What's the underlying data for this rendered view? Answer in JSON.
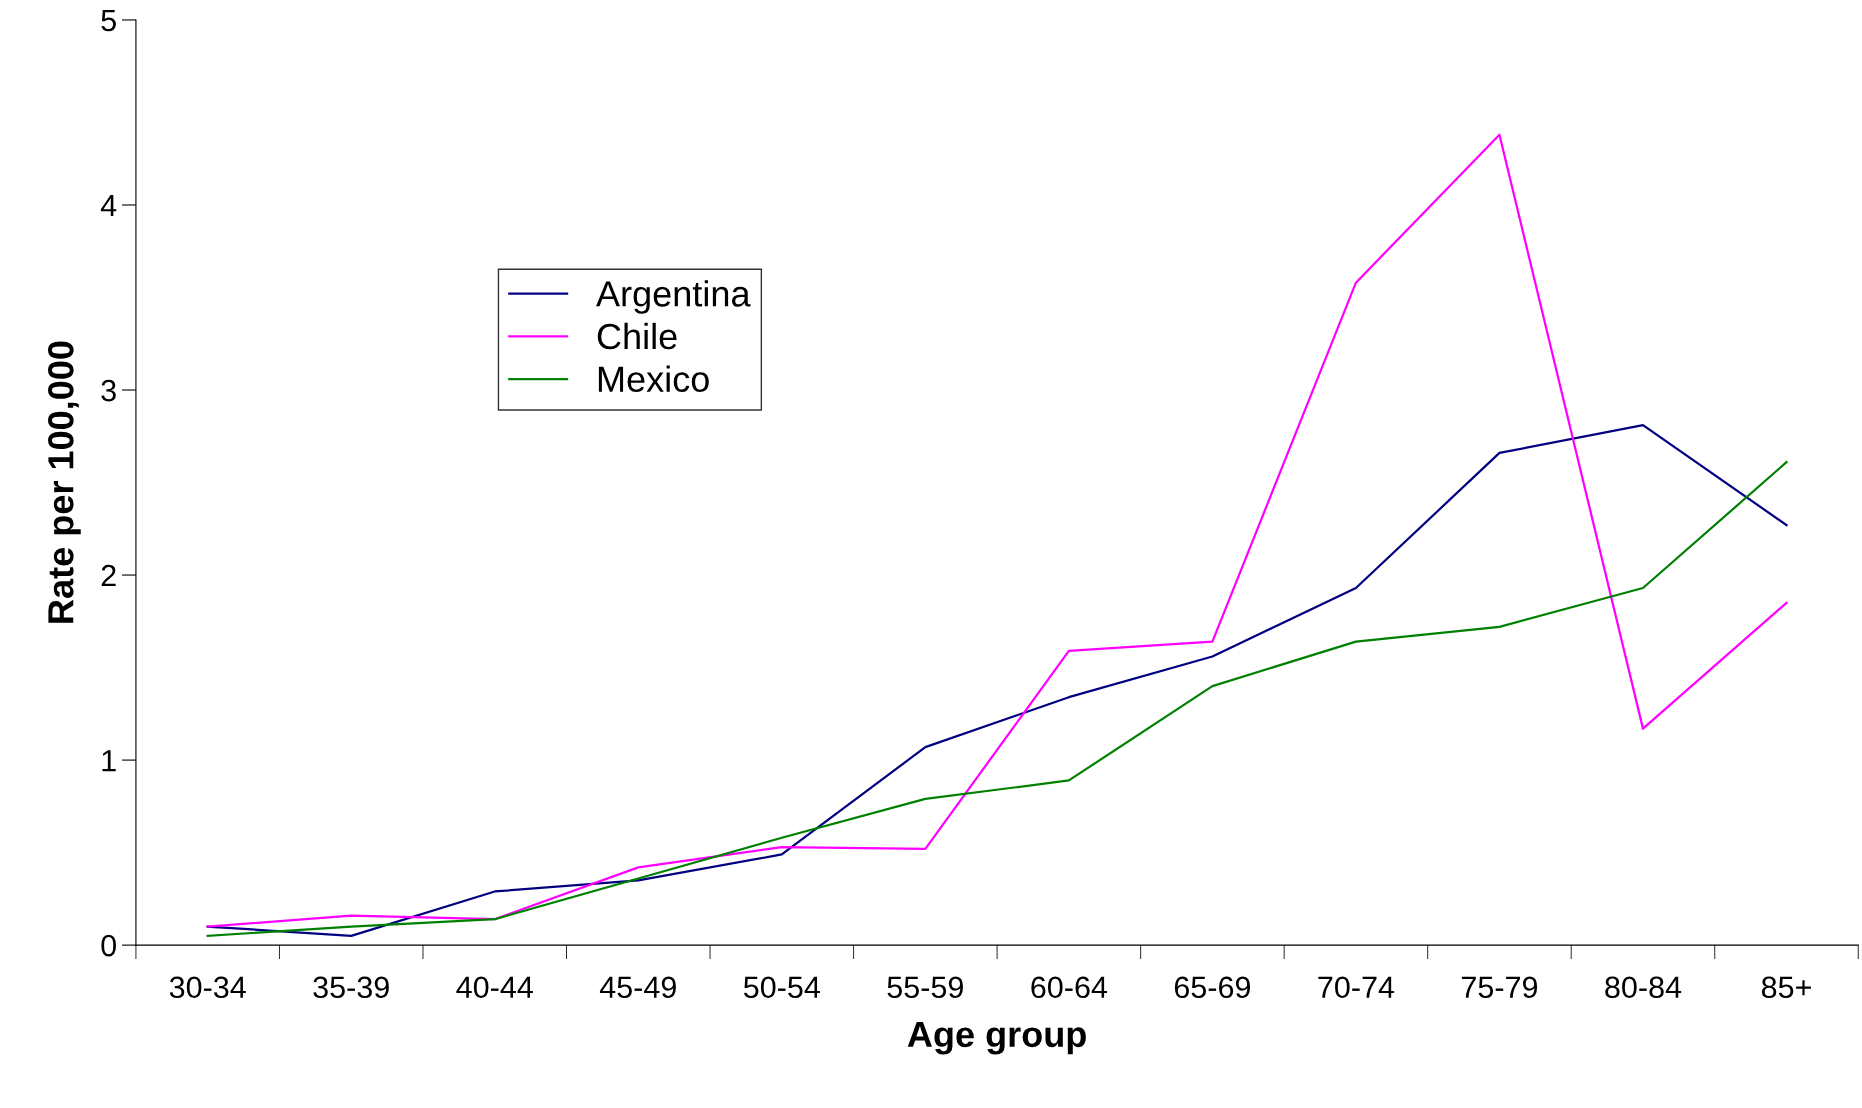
{
  "chart_data": {
    "type": "line",
    "xlabel": "Age group",
    "ylabel": "Rate per 100,000",
    "categories": [
      "30-34",
      "35-39",
      "40-44",
      "45-49",
      "50-54",
      "55-59",
      "60-64",
      "65-69",
      "70-74",
      "75-79",
      "80-84",
      "85+"
    ],
    "series": [
      {
        "name": "Argentina",
        "color": "#000080",
        "values": [
          0.1,
          0.05,
          0.29,
          0.35,
          0.49,
          1.07,
          1.34,
          1.56,
          1.93,
          2.66,
          2.81,
          2.27
        ]
      },
      {
        "name": "Chile",
        "color": "#ff00ff",
        "values": [
          0.1,
          0.16,
          0.14,
          0.42,
          0.53,
          0.52,
          1.59,
          1.64,
          3.58,
          4.38,
          1.17,
          1.85
        ]
      },
      {
        "name": "Mexico",
        "color": "#008000",
        "values": [
          0.05,
          0.1,
          0.14,
          0.36,
          0.58,
          0.79,
          0.89,
          1.4,
          1.64,
          1.72,
          1.93,
          2.61
        ]
      }
    ],
    "ylim": [
      0,
      5
    ],
    "yticks": [
      0,
      1,
      2,
      3,
      4,
      5
    ],
    "grid": false,
    "legend": "top left",
    "marker": "none",
    "line_style": "solid"
  }
}
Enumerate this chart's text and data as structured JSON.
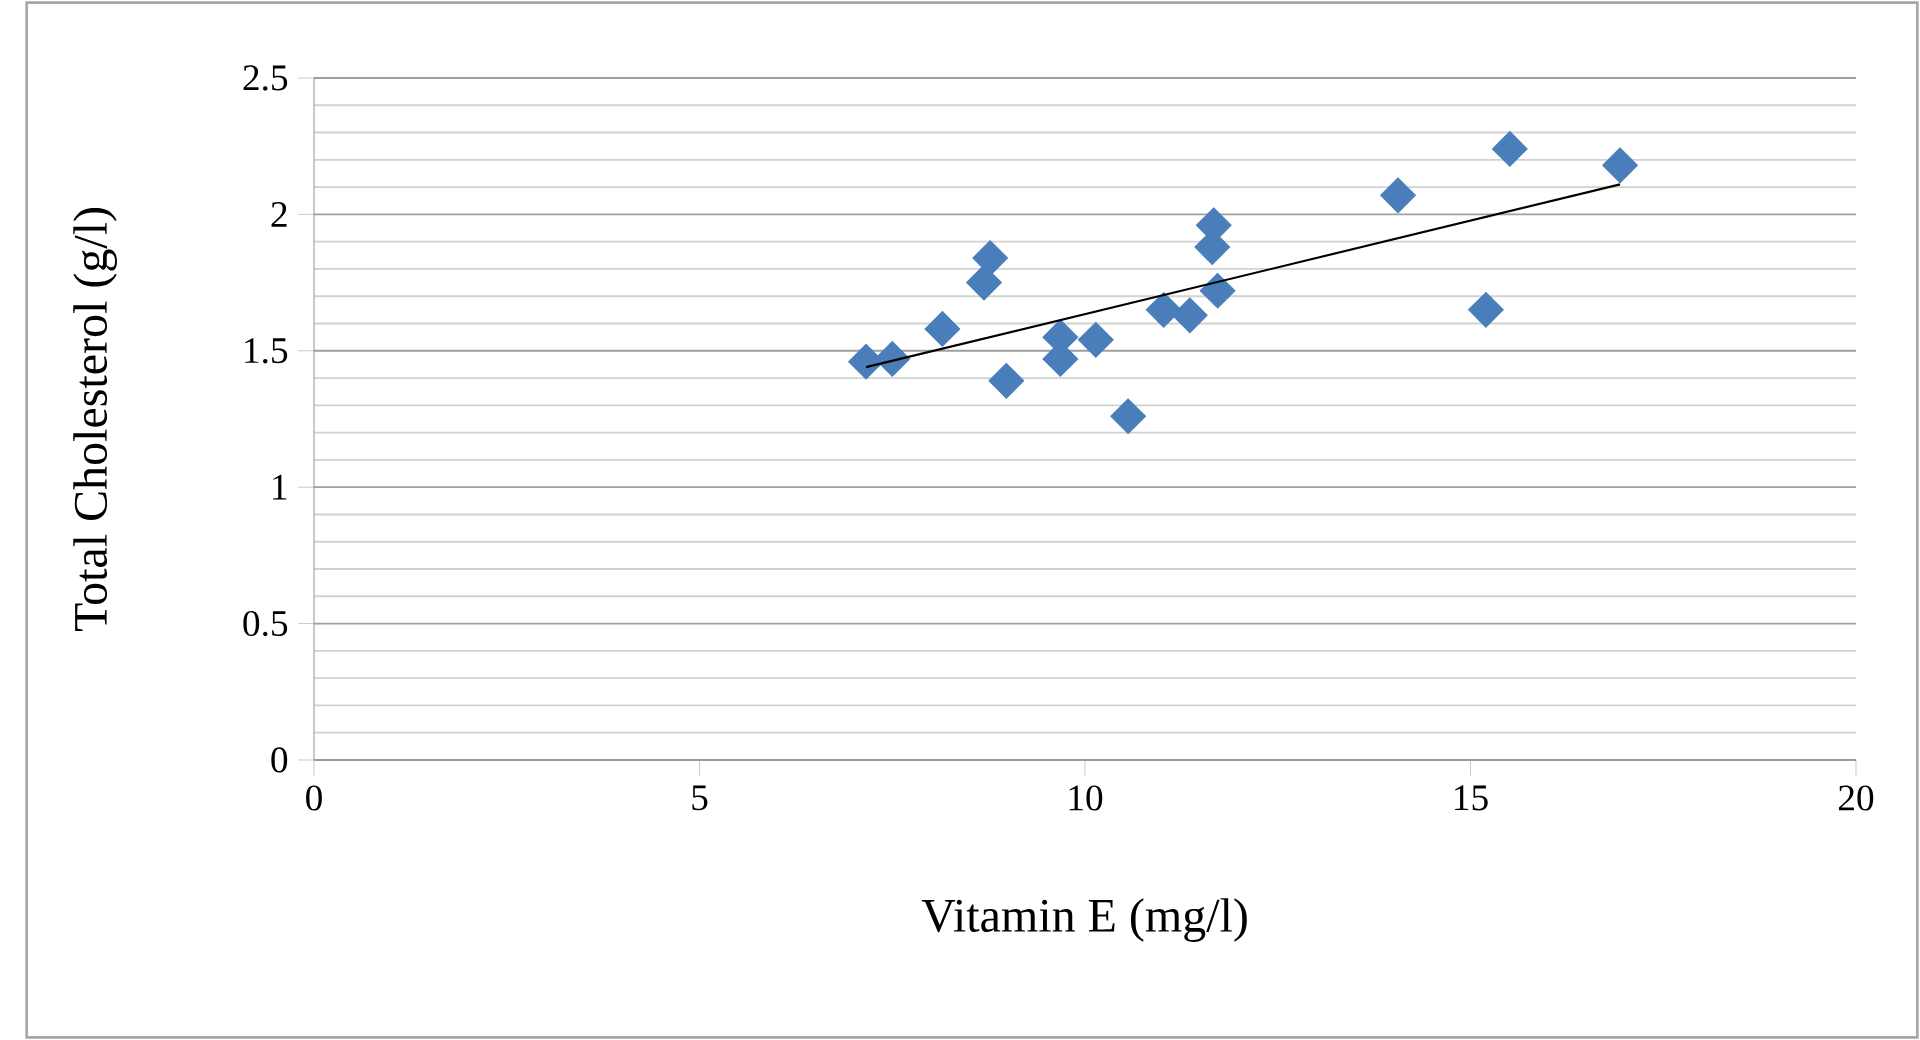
{
  "chart_data": {
    "type": "scatter",
    "xlabel": "Vitamin E (mg/l)",
    "ylabel": "Total Cholesterol (g/l)",
    "xlim": [
      0,
      20
    ],
    "xticks": [
      0,
      5,
      10,
      15,
      20
    ],
    "ylim": [
      0,
      2.5
    ],
    "yticks": [
      0,
      0.5,
      1,
      1.5,
      2,
      2.5
    ],
    "grid": "y",
    "marker": "diamond",
    "series": [
      {
        "color": "#4a7ebb",
        "x": [
          7.16,
          7.5,
          8.15,
          8.77,
          8.69,
          8.98,
          9.68,
          9.68,
          10.14,
          10.56,
          11.02,
          11.36,
          11.67,
          11.65,
          11.72,
          14.06,
          15.2,
          15.51,
          16.94
        ],
        "values": [
          1.46,
          1.47,
          1.58,
          1.84,
          1.75,
          1.39,
          1.55,
          1.47,
          1.54,
          1.26,
          1.65,
          1.63,
          1.96,
          1.88,
          1.72,
          2.07,
          1.65,
          2.24,
          2.18
        ]
      },
      {
        "type": "line",
        "color": "#000000",
        "marker": "none",
        "line_style": "solid",
        "x": [
          7.16,
          16.94
        ],
        "values": [
          1.44,
          2.11
        ]
      }
    ]
  }
}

SET TASK: Write out each entry exactly as given, but skip the pictures.

OUTPUT OF THE EXERCISE:
What's the underlying data for this rendered view? Answer in JSON.
{
  "chart_data": {
    "type": "line",
    "xlabel": "Age group",
    "ylabel": "Rate per 100,000",
    "categories": [
      "30-34",
      "35-39",
      "40-44",
      "45-49",
      "50-54",
      "55-59",
      "60-64",
      "65-69",
      "70-74",
      "75-79",
      "80-84",
      "85+"
    ],
    "series": [
      {
        "name": "Argentina",
        "color": "#000080",
        "values": [
          0.1,
          0.05,
          0.29,
          0.35,
          0.49,
          1.07,
          1.34,
          1.56,
          1.93,
          2.66,
          2.81,
          2.27
        ]
      },
      {
        "name": "Chile",
        "color": "#ff00ff",
        "values": [
          0.1,
          0.16,
          0.14,
          0.42,
          0.53,
          0.52,
          1.59,
          1.64,
          3.58,
          4.38,
          1.17,
          1.85
        ]
      },
      {
        "name": "Mexico",
        "color": "#008000",
        "values": [
          0.05,
          0.1,
          0.14,
          0.36,
          0.58,
          0.79,
          0.89,
          1.4,
          1.64,
          1.72,
          1.93,
          2.61
        ]
      }
    ],
    "ylim": [
      0,
      5
    ],
    "yticks": [
      0,
      1,
      2,
      3,
      4,
      5
    ],
    "grid": false,
    "legend": "top left",
    "marker": "none",
    "line_style": "solid"
  }
}
Enumerate this chart's text and data as structured JSON.
{
  "chart_data": {
    "type": "scatter",
    "xlabel": "Vitamin E (mg/l)",
    "ylabel": "Total Cholesterol (g/l)",
    "xlim": [
      0,
      20
    ],
    "xticks": [
      0,
      5,
      10,
      15,
      20
    ],
    "ylim": [
      0,
      2.5
    ],
    "yticks": [
      0,
      0.5,
      1,
      1.5,
      2,
      2.5
    ],
    "grid": "y",
    "marker": "diamond",
    "series": [
      {
        "color": "#4a7ebb",
        "x": [
          7.16,
          7.5,
          8.15,
          8.77,
          8.69,
          8.98,
          9.68,
          9.68,
          10.14,
          10.56,
          11.02,
          11.36,
          11.67,
          11.65,
          11.72,
          14.06,
          15.2,
          15.51,
          16.94
        ],
        "values": [
          1.46,
          1.47,
          1.58,
          1.84,
          1.75,
          1.39,
          1.55,
          1.47,
          1.54,
          1.26,
          1.65,
          1.63,
          1.96,
          1.88,
          1.72,
          2.07,
          1.65,
          2.24,
          2.18
        ]
      },
      {
        "type": "line",
        "color": "#000000",
        "marker": "none",
        "line_style": "solid",
        "x": [
          7.16,
          16.94
        ],
        "values": [
          1.44,
          2.11
        ]
      }
    ]
  }
}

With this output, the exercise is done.